◆ **YOUR OBJECTIVE**
Make an exact copy of the records, with the pictures left out.

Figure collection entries
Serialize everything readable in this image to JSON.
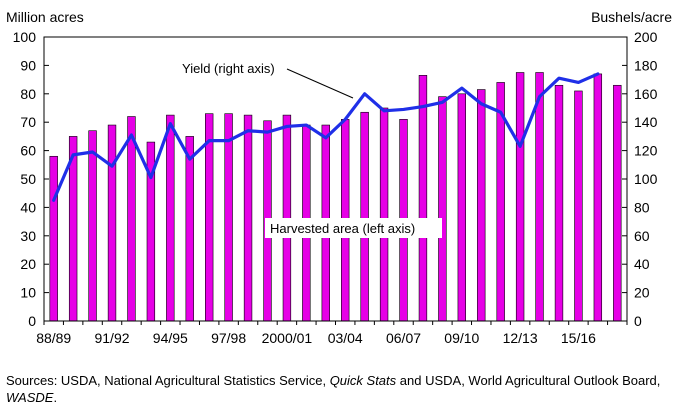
{
  "chart_data": {
    "type": "bar+line",
    "y_left_label": "Million acres",
    "y_right_label": "Bushels/acre",
    "y_left_range": [
      0,
      100
    ],
    "y_right_range": [
      0,
      200
    ],
    "y_left_ticks": [
      "0",
      "10",
      "20",
      "30",
      "40",
      "50",
      "60",
      "70",
      "80",
      "90",
      "100"
    ],
    "y_right_ticks": [
      "0",
      "20",
      "40",
      "60",
      "80",
      "100",
      "120",
      "140",
      "160",
      "180",
      "200"
    ],
    "x_tick_labels": [
      "88/89",
      "91/92",
      "94/95",
      "97/98",
      "2000/01",
      "03/04",
      "06/07",
      "09/10",
      "12/13",
      "15/16"
    ],
    "x_tick_indices": [
      0,
      3,
      6,
      9,
      12,
      15,
      18,
      21,
      24,
      27
    ],
    "bar_color": "#e600e6",
    "line_color": "#1f2fe8",
    "grid": false,
    "bars": {
      "name": "Harvested area (left axis)",
      "axis": "left",
      "values": [
        58,
        65,
        67,
        69,
        72,
        63,
        72.5,
        65,
        73,
        73,
        72.5,
        70.5,
        72.5,
        69,
        69,
        71,
        73.5,
        75,
        71,
        86.5,
        79,
        80,
        81.5,
        84,
        87.5,
        87.5,
        83,
        81,
        87,
        83
      ]
    },
    "line": {
      "name": "Yield (right axis)",
      "axis": "right",
      "values": [
        85,
        117,
        119,
        109,
        131,
        101,
        139,
        114,
        127,
        127,
        134,
        133,
        137,
        138,
        129,
        142,
        160,
        148,
        149,
        151,
        154,
        164,
        153,
        147,
        123,
        158,
        171,
        168,
        174
      ]
    },
    "annotations": [
      "Yield (right axis)",
      "Harvested area (left axis)"
    ]
  },
  "source_note": {
    "prefix": "Sources: USDA, National Agricultural Statistics Service, ",
    "quick_stats": "Quick Stats",
    "middle": " and USDA, World Agricultural Outlook Board, ",
    "wasde": "WASDE",
    "suffix": "."
  }
}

◆ **THE RESPONSE**
Serialize everything readable in this image to JSON.
{
  "chart_data": {
    "type": "bar+line",
    "y_left_label": "Million acres",
    "y_right_label": "Bushels/acre",
    "y_left_range": [
      0,
      100
    ],
    "y_right_range": [
      0,
      200
    ],
    "y_left_ticks": [
      "0",
      "10",
      "20",
      "30",
      "40",
      "50",
      "60",
      "70",
      "80",
      "90",
      "100"
    ],
    "y_right_ticks": [
      "0",
      "20",
      "40",
      "60",
      "80",
      "100",
      "120",
      "140",
      "160",
      "180",
      "200"
    ],
    "x_tick_labels": [
      "88/89",
      "91/92",
      "94/95",
      "97/98",
      "2000/01",
      "03/04",
      "06/07",
      "09/10",
      "12/13",
      "15/16"
    ],
    "x_tick_indices": [
      0,
      3,
      6,
      9,
      12,
      15,
      18,
      21,
      24,
      27
    ],
    "bar_color": "#e600e6",
    "line_color": "#1f2fe8",
    "grid": false,
    "bars": {
      "name": "Harvested area (left axis)",
      "axis": "left",
      "values": [
        58,
        65,
        67,
        69,
        72,
        63,
        72.5,
        65,
        73,
        73,
        72.5,
        70.5,
        72.5,
        69,
        69,
        71,
        73.5,
        75,
        71,
        86.5,
        79,
        80,
        81.5,
        84,
        87.5,
        87.5,
        83,
        81,
        87,
        83
      ]
    },
    "line": {
      "name": "Yield (right axis)",
      "axis": "right",
      "values": [
        85,
        117,
        119,
        109,
        131,
        101,
        139,
        114,
        127,
        127,
        134,
        133,
        137,
        138,
        129,
        142,
        160,
        148,
        149,
        151,
        154,
        164,
        153,
        147,
        123,
        158,
        171,
        168,
        174
      ]
    },
    "annotations": [
      "Yield (right axis)",
      "Harvested area (left axis)"
    ]
  },
  "source_note": {
    "prefix": "Sources: USDA, National Agricultural Statistics Service, ",
    "quick_stats": "Quick Stats",
    "middle": " and USDA, World Agricultural Outlook Board, ",
    "wasde": "WASDE",
    "suffix": "."
  }
}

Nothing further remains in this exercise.